* **Written request**
Make a verbatim copy of the entries below; pictures stay out.

Data excerpts:
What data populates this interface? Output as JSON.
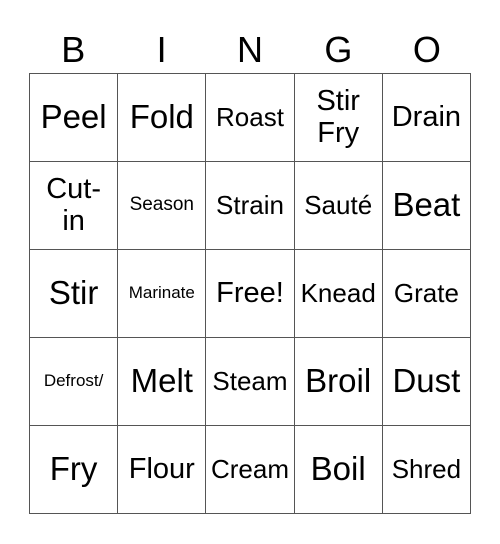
{
  "header": [
    "B",
    "I",
    "N",
    "G",
    "O"
  ],
  "cells": [
    [
      "Peel",
      "Fold",
      "Roast",
      "Stir Fry",
      "Drain"
    ],
    [
      "Cut-in",
      "Season",
      "Strain",
      "Sauté",
      "Beat"
    ],
    [
      "Stir",
      "Marinate",
      "Free!",
      "Knead",
      "Grate"
    ],
    [
      "Defrost/",
      "Melt",
      "Steam",
      "Broil",
      "Dust"
    ],
    [
      "Fry",
      "Flour",
      "Cream",
      "Boil",
      "Shred"
    ]
  ]
}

* **Answer to this problem**
What data populates this interface? Output as JSON.
{
  "header": [
    "B",
    "I",
    "N",
    "G",
    "O"
  ],
  "cells": [
    [
      "Peel",
      "Fold",
      "Roast",
      "Stir Fry",
      "Drain"
    ],
    [
      "Cut-in",
      "Season",
      "Strain",
      "Sauté",
      "Beat"
    ],
    [
      "Stir",
      "Marinate",
      "Free!",
      "Knead",
      "Grate"
    ],
    [
      "Defrost/",
      "Melt",
      "Steam",
      "Broil",
      "Dust"
    ],
    [
      "Fry",
      "Flour",
      "Cream",
      "Boil",
      "Shred"
    ]
  ]
}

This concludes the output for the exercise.